Data records

....

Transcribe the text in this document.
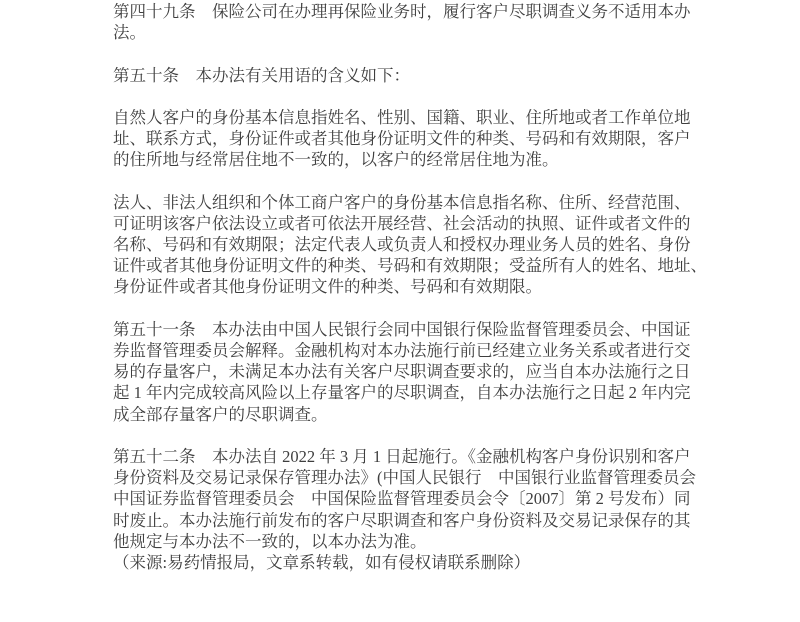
第四十九条　保险公司在办理再保险业务时，履行客户尽职调查义务不适用本办
法。
第五十条　本办法有关用语的含义如下：
自然人客户的身份基本信息指姓名、性别、国籍、职业、住所地或者工作单位地
址、联系方式，身份证件或者其他身份证明文件的种类、号码和有效期限，客户
的住所地与经常居住地不一致的，以客户的经常居住地为准。
法人、非法人组织和个体工商户客户的身份基本信息指名称、住所、经营范围、
可证明该客户依法设立或者可依法开展经营、社会活动的执照、证件或者文件的
名称、号码和有效期限；法定代表人或负责人和授权办理业务人员的姓名、身份
证件或者其他身份证明文件的种类、号码和有效期限；受益所有人的姓名、地址、
身份证件或者其他身份证明文件的种类、号码和有效期限。
第五十一条　本办法由中国人民银行会同中国银行保险监督管理委员会、中国证
券监督管理委员会解释。金融机构对本办法施行前已经建立业务关系或者进行交
易的存量客户，未满足本办法有关客户尽职调查要求的，应当自本办法施行之日
起 1 年内完成较高风险以上存量客户的尽职调查，自本办法施行之日起 2 年内完
成全部存量客户的尽职调查。
第五十二条　本办法自 2022 年 3 月 1 日起施行。《金融机构客户身份识别和客户
身份资料及交易记录保存管理办法》(中国人民银行　中国银行业监督管理委员会
中国证券监督管理委员会　中国保险监督管理委员会令〔2007〕第 2 号发布）同
时废止。本办法施行前发布的客户尽职调查和客户身份资料及交易记录保存的其
他规定与本办法不一致的，以本办法为准。
（来源:易药情报局，文章系转载，如有侵权请联系删除）
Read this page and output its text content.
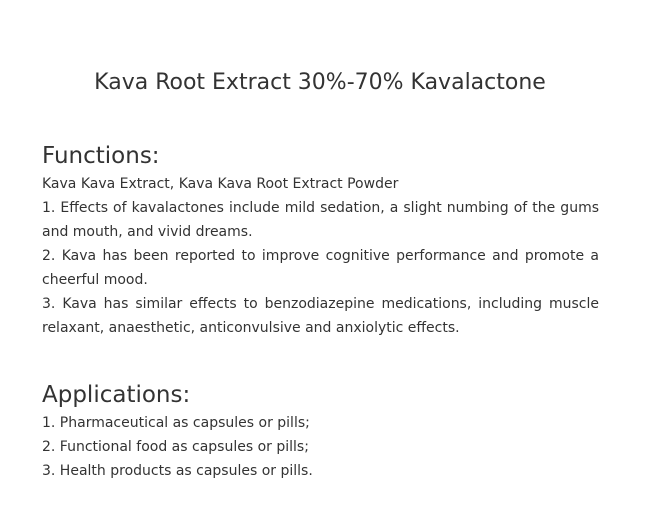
Kava Root Extract 30%-70% Kavalactone
Functions:

Kava Kava Extract, Kava Kava Root Extract Powder

1. Effects of kavalactones include mild sedation, a slight numbing of the gums and mouth, and vivid dreams.

2. Kava has been reported to improve cognitive performance and promote a cheerful mood.

3. Kava has similar effects to benzodiazepine medications, including muscle relaxant, anaesthetic, anticonvulsive and anxiolytic effects.

Applications:

1. Pharmaceutical as capsules or pills;

2. Functional food as capsules or pills;

3. Health products as capsules or pills.
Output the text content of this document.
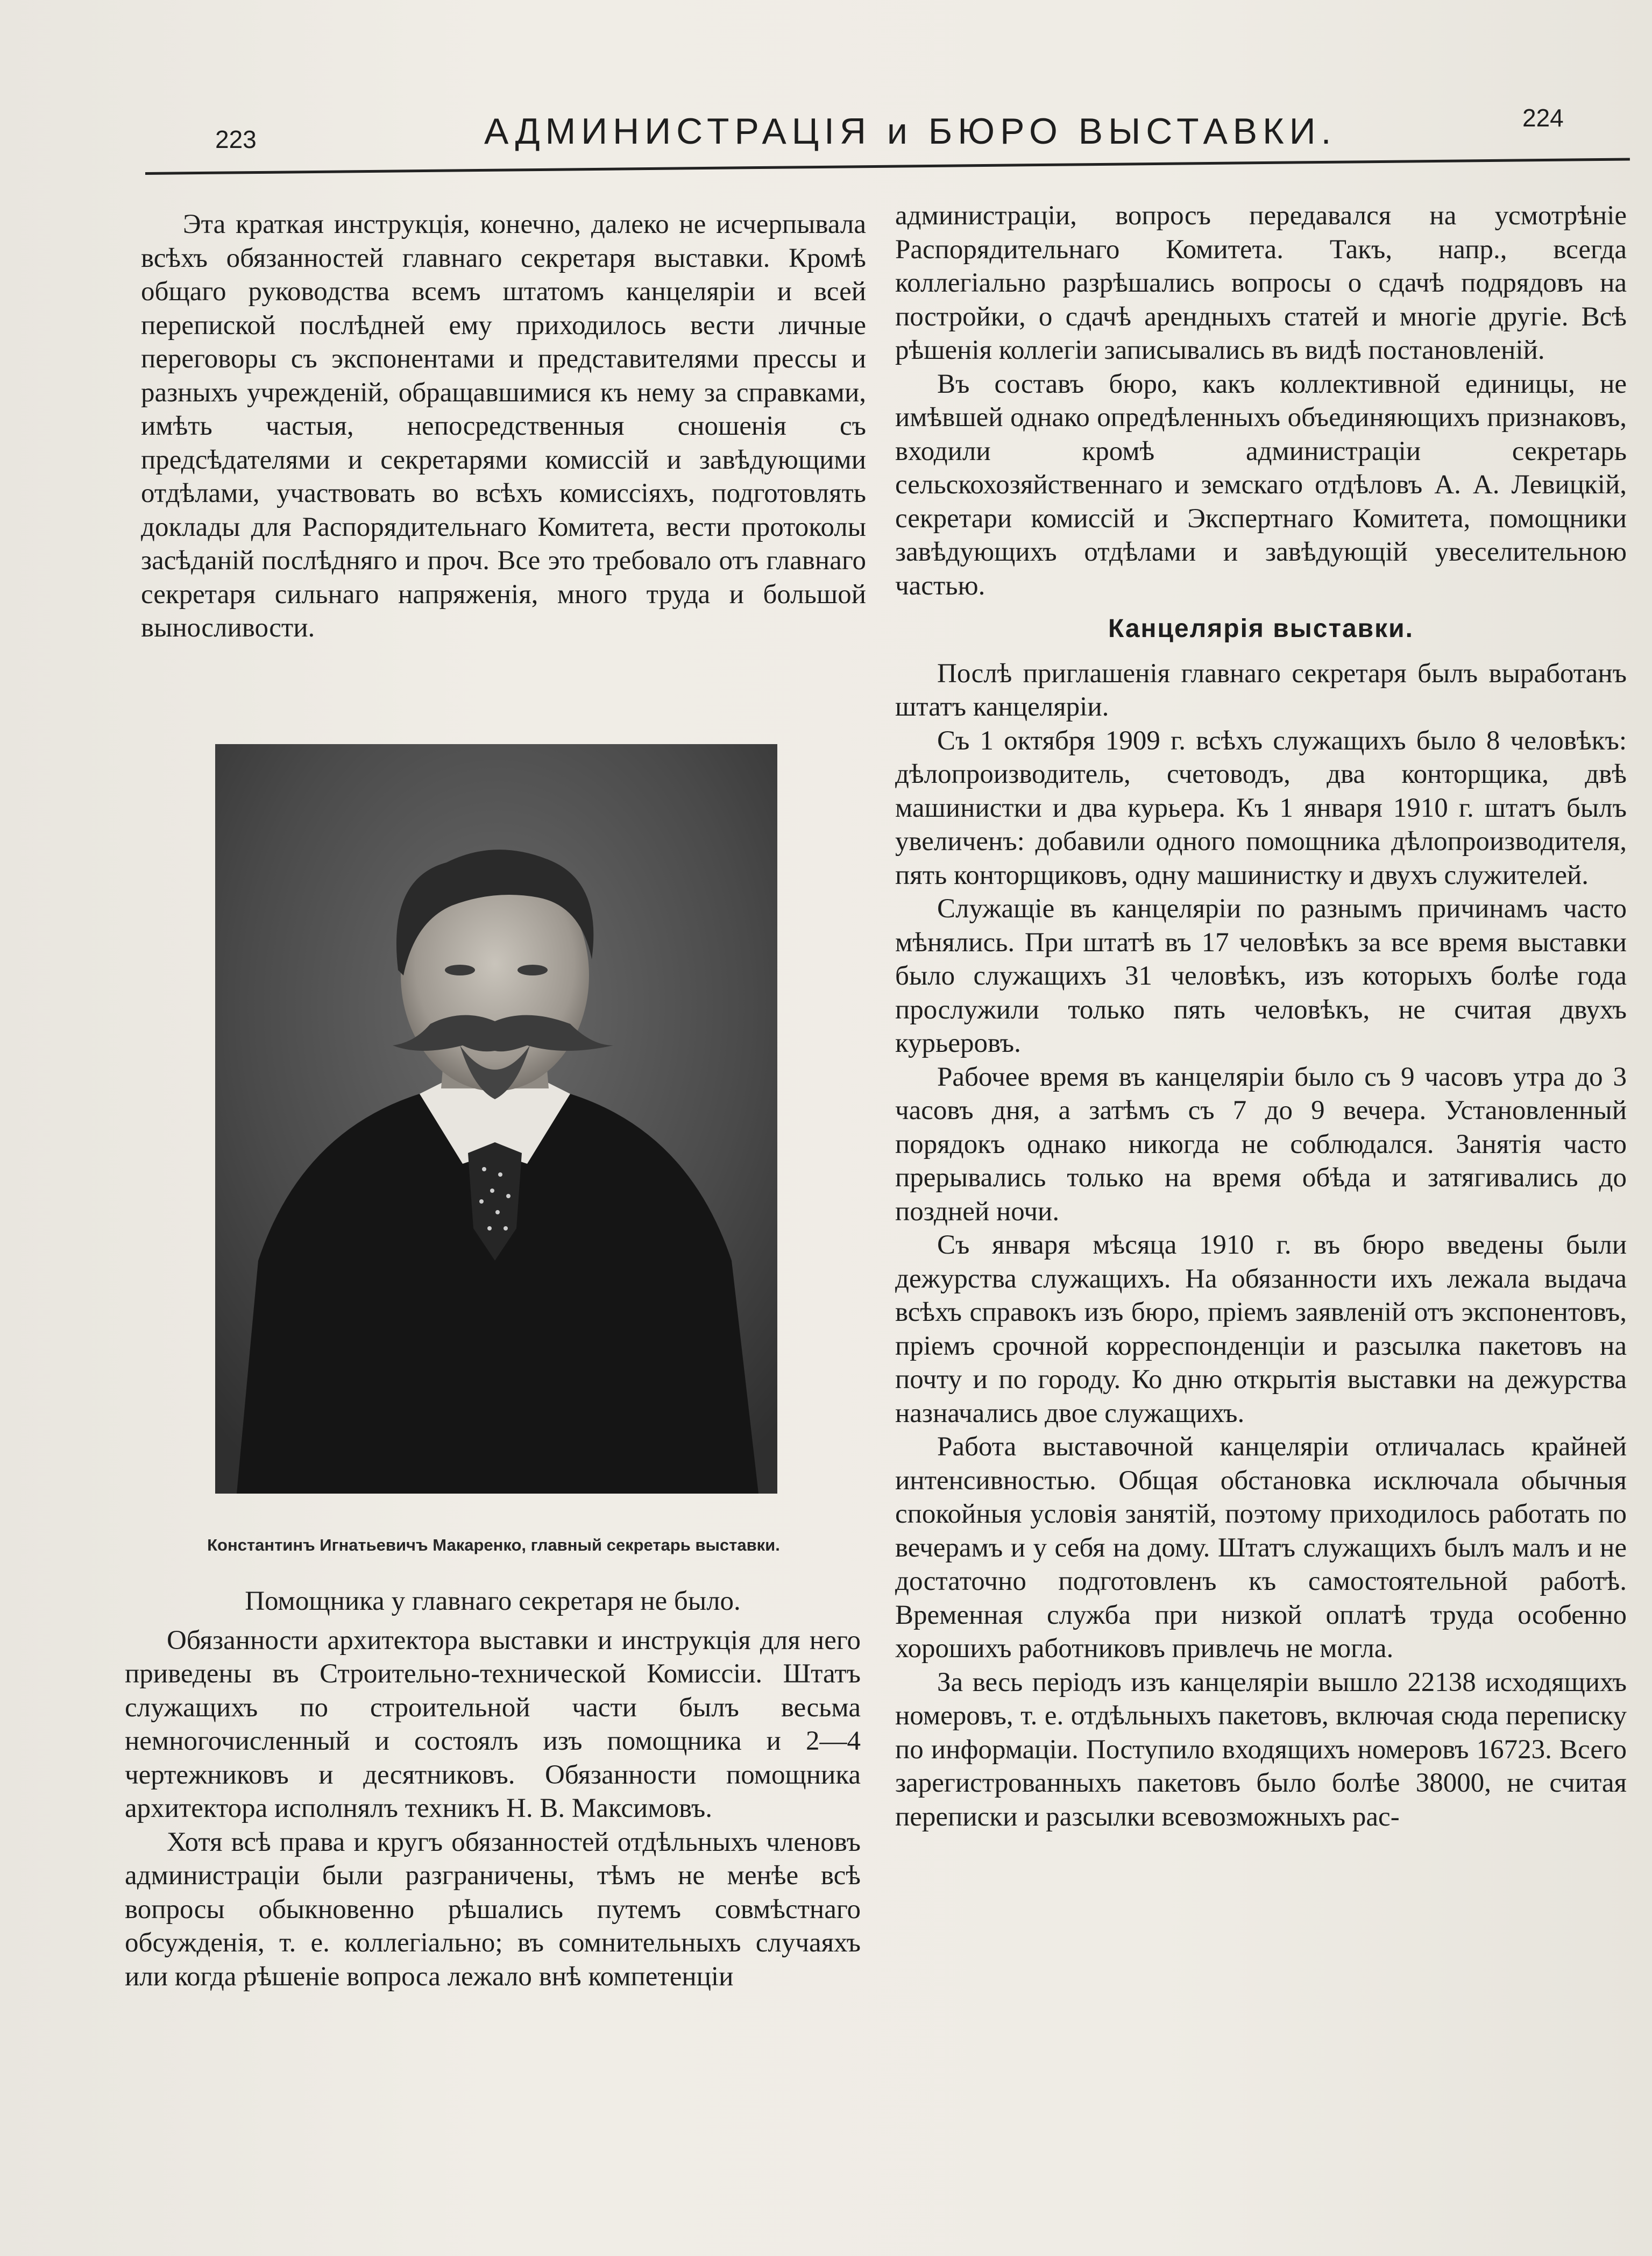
223	АДМИНИСТРАЦІЯ и БЮРО ВЫСТАВКИ.	224

Эта краткая инструкція, конечно, далеко не исчерпывала всѣхъ обязанностей главнаго секретаря выставки. Кромѣ общаго руководства всемъ штатомъ канцеляріи и всей перепиской послѣдней ему приходилось вести личные переговоры съ экспонентами и представителями прессы и разныхъ учрежденій, обращавшимися къ нему за справками, имѣть частыя, непосредственныя сношенія съ предсѣдателями и секретарями комиссій и завѣдующими отдѣлами, участвовать во всѣхъ комиссіяхъ, подготовлять доклады для Распорядительнаго Комитета, вести протоколы засѣданій послѣдняго и проч. Все это требовало отъ главнаго секретаря сильнаго напряженія, много труда и большой выносливости.

Константинъ Игнатьевичъ Макаренко, главный секретарь выставки.

Помощника у главнаго секретаря не было.

Обязанности архитектора выставки и инструкція для него приведены въ Строительно-технической Комиссіи. Штатъ служащихъ по строительной части былъ весьма немногочисленный и состоялъ изъ помощника и 2—4 чертежниковъ и десятниковъ. Обязанности помощника архитектора исполнялъ техникъ Н. В. Максимовъ.

Хотя всѣ права и кругъ обязанностей отдѣльныхъ членовъ администраціи были разграничены, тѣмъ не менѣе всѣ вопросы обыкновенно рѣшались путемъ совмѣстнаго обсужденія, т. е. коллегіально; въ сомнительныхъ случаяхъ или когда рѣшеніе вопроса лежало внѣ компетенціи

администраціи, вопросъ передавался на усмотрѣніе Распорядительнаго Комитета. Такъ, напр., всегда коллегіально разрѣшались вопросы о сдачѣ подрядовъ на постройки, о сдачѣ арендныхъ статей и многіе другіе. Всѣ рѣшенія коллегіи записывались въ видѣ постановленій.

Въ составъ бюро, какъ коллективной единицы, не имѣвшей однако опредѣленныхъ объединяющихъ признаковъ, входили кромѣ администраціи секретарь сельскохозяйственнаго и земскаго отдѣловъ А. А. Левицкій, секретари комиссій и Экспертнаго Комитета, помощники завѣдующихъ отдѣлами и завѣдующій увеселительною частью.

Канцелярія выставки.

Послѣ приглашенія главнаго секретаря былъ выработанъ штатъ канцеляріи.

Съ 1 октября 1909 г. всѣхъ служащихъ было 8 человѣкъ: дѣлопроизводитель, счетоводъ, два конторщика, двѣ машинистки и два курьера. Къ 1 января 1910 г. штатъ былъ увеличенъ: добавили одного помощника дѣлопроизводителя, пять конторщиковъ, одну машинистку и двухъ служителей.

Служащіе въ канцеляріи по разнымъ причинамъ часто мѣнялись. При штатѣ въ 17 человѣкъ за все время выставки было служащихъ 31 человѣкъ, изъ которыхъ болѣе года прослужили только пять человѣкъ, не считая двухъ курьеровъ.

Рабочее время въ канцеляріи было съ 9 часовъ утра до 3 часовъ дня, а затѣмъ съ 7 до 9 вечера. Установленный порядокъ однако никогда не соблюдался. Занятія часто прерывались только на время обѣда и затягивались до поздней ночи.

Съ января мѣсяца 1910 г. въ бюро введены были дежурства служащихъ. На обязанности ихъ лежала выдача всѣхъ справокъ изъ бюро, пріемъ заявленій отъ экспонентовъ, пріемъ срочной корреспонденціи и разсылка пакетовъ на почту и по городу. Ко дню открытія выставки на дежурства назначались двое служащихъ.

Работа выставочной канцеляріи отличалась крайней интенсивностью. Общая обстановка исключала обычныя спокойныя условія занятій, поэтому приходилось работать по вечерамъ и у себя на дому. Штатъ служащихъ былъ малъ и не достаточно подготовленъ къ самостоятельной работѣ. Временная служба при низкой оплатѣ труда особенно хорошихъ работниковъ привлечь не могла.

За весь періодъ изъ канцеляріи вышло 22138 исходящихъ номеровъ, т. е. отдѣльныхъ пакетовъ, включая сюда переписку по информаціи. Поступило входящихъ номеровъ 16723. Всего зарегистрованныхъ пакетовъ было болѣе 38000, не считая переписки и разсылки всевозможныхъ рас-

....

* _STATED EXERCISE_: Count every line above that holds the word "document", and state the number and nothing more.

* _ANSWER IN FULL_: 2